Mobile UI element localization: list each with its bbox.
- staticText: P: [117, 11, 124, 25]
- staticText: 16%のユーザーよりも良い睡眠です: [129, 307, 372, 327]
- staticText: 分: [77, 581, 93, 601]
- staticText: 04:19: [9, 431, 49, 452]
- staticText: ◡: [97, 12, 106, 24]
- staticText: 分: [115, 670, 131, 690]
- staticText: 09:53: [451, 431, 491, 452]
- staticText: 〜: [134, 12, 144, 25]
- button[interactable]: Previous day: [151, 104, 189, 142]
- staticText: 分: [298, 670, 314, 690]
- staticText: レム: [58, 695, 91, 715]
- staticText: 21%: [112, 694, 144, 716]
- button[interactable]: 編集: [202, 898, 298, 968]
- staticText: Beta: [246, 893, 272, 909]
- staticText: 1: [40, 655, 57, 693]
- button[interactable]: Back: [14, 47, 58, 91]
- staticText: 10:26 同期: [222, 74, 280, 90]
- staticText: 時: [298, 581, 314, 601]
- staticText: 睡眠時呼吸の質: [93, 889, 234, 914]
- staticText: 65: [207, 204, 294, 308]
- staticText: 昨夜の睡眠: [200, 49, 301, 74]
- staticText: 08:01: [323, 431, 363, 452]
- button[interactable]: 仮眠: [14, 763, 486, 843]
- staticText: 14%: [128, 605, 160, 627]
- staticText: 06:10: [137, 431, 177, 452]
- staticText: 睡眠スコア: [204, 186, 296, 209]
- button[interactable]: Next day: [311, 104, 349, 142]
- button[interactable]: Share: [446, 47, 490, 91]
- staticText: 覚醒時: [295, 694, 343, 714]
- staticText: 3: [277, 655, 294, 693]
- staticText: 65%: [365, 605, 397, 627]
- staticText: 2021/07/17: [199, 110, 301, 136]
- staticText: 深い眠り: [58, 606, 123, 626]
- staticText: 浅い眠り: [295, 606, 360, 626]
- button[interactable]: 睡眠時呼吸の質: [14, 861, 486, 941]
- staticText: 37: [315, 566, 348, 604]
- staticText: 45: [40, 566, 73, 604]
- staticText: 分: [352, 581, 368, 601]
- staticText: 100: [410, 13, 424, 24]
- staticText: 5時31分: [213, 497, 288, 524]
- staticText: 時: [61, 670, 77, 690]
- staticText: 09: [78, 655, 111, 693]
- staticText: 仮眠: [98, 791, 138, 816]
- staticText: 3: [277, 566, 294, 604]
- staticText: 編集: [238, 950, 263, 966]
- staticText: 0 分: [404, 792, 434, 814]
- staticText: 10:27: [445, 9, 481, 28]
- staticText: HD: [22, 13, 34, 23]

+--

● BRIEF
Reproduce the data above line for line, with no changes.

● FINISHED TASK
Mobile UI element localization: list each with its bbox.
- staticText: P: [117, 11, 124, 25]
- staticText: 16%のユーザーよりも良い睡眠です: [129, 307, 372, 327]
- staticText: 分: [77, 581, 93, 601]
- staticText: 04:19: [9, 431, 49, 452]
- staticText: ◡: [97, 12, 106, 24]
- staticText: 分: [115, 670, 131, 690]
- staticText: 09:53: [451, 431, 491, 452]
- staticText: 〜: [134, 12, 144, 25]
- button[interactable]: Previous day: [151, 104, 189, 142]
- staticText: 分: [298, 670, 314, 690]
- staticText: レム: [58, 695, 91, 715]
- staticText: 21%: [112, 694, 144, 716]
- button[interactable]: 編集: [202, 898, 298, 968]
- staticText: Beta: [246, 893, 272, 909]
- staticText: 1: [40, 655, 57, 693]
- button[interactable]: Back: [14, 47, 58, 91]
- staticText: 10:26 同期: [222, 74, 280, 90]
- staticText: 時: [298, 581, 314, 601]
- staticText: 睡眠時呼吸の質: [93, 889, 234, 914]
- staticText: 65: [207, 204, 294, 308]
- staticText: 昨夜の睡眠: [200, 49, 301, 74]
- staticText: 08:01: [323, 431, 363, 452]
- button[interactable]: 仮眠: [14, 763, 486, 843]
- staticText: 14%: [128, 605, 160, 627]
- staticText: 06:10: [137, 431, 177, 452]
- staticText: 睡眠スコア: [204, 186, 296, 209]
- button[interactable]: Next day: [311, 104, 349, 142]
- button[interactable]: Share: [446, 47, 490, 91]
- staticText: 覚醒時: [295, 694, 343, 714]
- staticText: 3: [277, 655, 294, 693]
- staticText: 65%: [365, 605, 397, 627]
- staticText: 2021/07/17: [199, 110, 301, 136]
- staticText: 深い眠り: [58, 606, 123, 626]
- staticText: 浅い眠り: [295, 606, 360, 626]
- button[interactable]: 睡眠時呼吸の質: [14, 861, 486, 941]
- staticText: 37: [315, 566, 348, 604]
- staticText: 45: [40, 566, 73, 604]
- staticText: 分: [352, 581, 368, 601]
- staticText: 100: [410, 13, 424, 24]
- staticText: 5時31分: [213, 497, 288, 524]
- staticText: 時: [61, 670, 77, 690]
- staticText: 09: [78, 655, 111, 693]
- staticText: 仮眠: [98, 791, 138, 816]
- staticText: 3: [277, 566, 294, 604]
- staticText: 編集: [238, 950, 263, 966]
- staticText: 0 分: [404, 792, 434, 814]
- staticText: 10:27: [445, 9, 481, 28]
- staticText: HD: [22, 13, 34, 23]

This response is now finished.